### Stated exercise
Find how many lines hold the word "data" and give that number only.

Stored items
== == ==

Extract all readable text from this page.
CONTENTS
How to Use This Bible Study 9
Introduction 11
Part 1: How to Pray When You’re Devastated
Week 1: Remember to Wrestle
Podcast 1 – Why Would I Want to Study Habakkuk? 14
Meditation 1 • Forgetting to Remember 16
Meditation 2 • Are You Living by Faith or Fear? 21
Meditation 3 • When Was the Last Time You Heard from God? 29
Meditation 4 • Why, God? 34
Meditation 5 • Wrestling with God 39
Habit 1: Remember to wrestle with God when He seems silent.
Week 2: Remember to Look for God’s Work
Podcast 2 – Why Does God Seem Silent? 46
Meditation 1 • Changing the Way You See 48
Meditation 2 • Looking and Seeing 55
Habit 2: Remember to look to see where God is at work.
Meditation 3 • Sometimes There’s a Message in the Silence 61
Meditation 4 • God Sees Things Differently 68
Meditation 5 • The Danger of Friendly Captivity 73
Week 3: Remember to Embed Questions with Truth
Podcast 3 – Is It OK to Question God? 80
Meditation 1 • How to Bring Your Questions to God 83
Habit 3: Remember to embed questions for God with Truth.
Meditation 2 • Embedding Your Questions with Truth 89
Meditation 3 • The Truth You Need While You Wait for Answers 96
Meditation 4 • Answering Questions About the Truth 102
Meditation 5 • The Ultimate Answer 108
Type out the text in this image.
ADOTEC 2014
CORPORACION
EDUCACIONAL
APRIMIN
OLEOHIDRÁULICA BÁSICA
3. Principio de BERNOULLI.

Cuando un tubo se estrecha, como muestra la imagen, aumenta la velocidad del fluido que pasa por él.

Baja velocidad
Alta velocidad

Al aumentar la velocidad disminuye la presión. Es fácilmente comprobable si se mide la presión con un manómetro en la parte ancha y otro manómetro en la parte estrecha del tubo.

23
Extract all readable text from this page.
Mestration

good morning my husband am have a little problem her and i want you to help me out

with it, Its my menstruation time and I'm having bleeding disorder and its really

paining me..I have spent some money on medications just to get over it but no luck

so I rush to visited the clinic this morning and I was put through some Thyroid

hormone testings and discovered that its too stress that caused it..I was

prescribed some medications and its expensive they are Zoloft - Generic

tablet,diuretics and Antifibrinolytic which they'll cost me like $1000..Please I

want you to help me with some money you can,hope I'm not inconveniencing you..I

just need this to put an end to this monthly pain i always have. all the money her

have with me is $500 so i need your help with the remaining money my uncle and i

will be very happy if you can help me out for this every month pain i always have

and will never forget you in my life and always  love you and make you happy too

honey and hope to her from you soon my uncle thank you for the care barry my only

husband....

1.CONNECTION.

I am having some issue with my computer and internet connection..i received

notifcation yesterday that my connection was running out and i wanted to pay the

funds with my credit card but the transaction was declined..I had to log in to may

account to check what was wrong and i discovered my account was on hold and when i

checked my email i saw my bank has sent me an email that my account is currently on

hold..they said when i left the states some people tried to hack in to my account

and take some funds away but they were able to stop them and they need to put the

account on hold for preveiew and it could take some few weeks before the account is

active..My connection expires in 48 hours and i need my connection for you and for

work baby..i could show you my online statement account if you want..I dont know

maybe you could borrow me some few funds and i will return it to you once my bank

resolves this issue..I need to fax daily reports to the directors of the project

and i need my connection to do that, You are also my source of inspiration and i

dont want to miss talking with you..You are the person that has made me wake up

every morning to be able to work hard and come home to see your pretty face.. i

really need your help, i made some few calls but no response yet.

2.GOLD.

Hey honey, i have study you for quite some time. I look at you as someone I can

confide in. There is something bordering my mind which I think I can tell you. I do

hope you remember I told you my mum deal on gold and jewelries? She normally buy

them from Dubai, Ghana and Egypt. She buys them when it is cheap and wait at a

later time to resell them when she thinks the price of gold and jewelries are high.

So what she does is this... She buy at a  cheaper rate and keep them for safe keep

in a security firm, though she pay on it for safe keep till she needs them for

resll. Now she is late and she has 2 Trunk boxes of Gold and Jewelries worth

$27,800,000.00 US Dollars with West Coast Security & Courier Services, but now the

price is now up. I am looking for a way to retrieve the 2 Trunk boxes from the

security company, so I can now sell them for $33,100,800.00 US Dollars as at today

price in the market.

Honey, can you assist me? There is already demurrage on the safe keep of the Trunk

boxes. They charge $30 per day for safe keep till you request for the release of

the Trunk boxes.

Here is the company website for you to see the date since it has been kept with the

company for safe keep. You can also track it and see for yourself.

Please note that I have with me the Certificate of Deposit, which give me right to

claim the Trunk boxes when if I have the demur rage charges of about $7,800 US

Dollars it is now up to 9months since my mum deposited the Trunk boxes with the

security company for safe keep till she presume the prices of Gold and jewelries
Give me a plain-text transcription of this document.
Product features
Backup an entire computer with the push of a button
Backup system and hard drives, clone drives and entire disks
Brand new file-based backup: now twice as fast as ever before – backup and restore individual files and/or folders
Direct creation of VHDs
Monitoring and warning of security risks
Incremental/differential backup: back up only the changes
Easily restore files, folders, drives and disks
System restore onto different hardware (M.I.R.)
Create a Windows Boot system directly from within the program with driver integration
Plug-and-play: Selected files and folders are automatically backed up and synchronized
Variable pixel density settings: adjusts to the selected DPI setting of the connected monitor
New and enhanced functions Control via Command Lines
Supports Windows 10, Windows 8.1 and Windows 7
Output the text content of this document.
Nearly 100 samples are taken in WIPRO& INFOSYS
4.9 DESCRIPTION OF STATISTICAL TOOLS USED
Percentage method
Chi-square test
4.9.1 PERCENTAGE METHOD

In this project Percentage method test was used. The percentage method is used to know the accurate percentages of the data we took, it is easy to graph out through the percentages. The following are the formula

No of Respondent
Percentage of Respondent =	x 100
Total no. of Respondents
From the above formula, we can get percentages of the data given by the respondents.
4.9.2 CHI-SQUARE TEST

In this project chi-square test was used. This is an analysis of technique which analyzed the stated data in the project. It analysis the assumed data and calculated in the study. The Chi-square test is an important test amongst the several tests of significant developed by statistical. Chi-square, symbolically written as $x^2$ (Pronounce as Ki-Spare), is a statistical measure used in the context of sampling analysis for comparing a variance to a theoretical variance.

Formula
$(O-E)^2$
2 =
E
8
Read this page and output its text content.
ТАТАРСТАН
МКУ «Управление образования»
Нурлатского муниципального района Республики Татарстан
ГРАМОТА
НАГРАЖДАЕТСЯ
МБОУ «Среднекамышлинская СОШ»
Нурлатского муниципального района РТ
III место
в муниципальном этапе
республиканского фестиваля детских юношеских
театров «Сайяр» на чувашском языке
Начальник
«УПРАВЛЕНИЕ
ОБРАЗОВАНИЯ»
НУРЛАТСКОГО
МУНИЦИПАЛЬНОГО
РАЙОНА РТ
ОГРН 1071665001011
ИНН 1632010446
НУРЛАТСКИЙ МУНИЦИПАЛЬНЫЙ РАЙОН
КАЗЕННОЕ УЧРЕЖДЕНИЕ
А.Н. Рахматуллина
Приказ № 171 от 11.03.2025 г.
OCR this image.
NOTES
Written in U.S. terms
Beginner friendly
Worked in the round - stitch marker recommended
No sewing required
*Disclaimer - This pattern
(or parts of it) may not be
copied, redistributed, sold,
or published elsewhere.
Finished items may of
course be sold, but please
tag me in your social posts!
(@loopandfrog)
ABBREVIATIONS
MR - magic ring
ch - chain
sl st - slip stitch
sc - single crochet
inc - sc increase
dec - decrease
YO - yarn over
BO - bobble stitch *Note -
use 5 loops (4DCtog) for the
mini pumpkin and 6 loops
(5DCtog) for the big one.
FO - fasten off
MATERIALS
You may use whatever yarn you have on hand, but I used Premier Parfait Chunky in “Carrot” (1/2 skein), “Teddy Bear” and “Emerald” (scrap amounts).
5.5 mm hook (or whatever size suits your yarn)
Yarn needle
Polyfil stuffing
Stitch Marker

== == ==

### Task output
3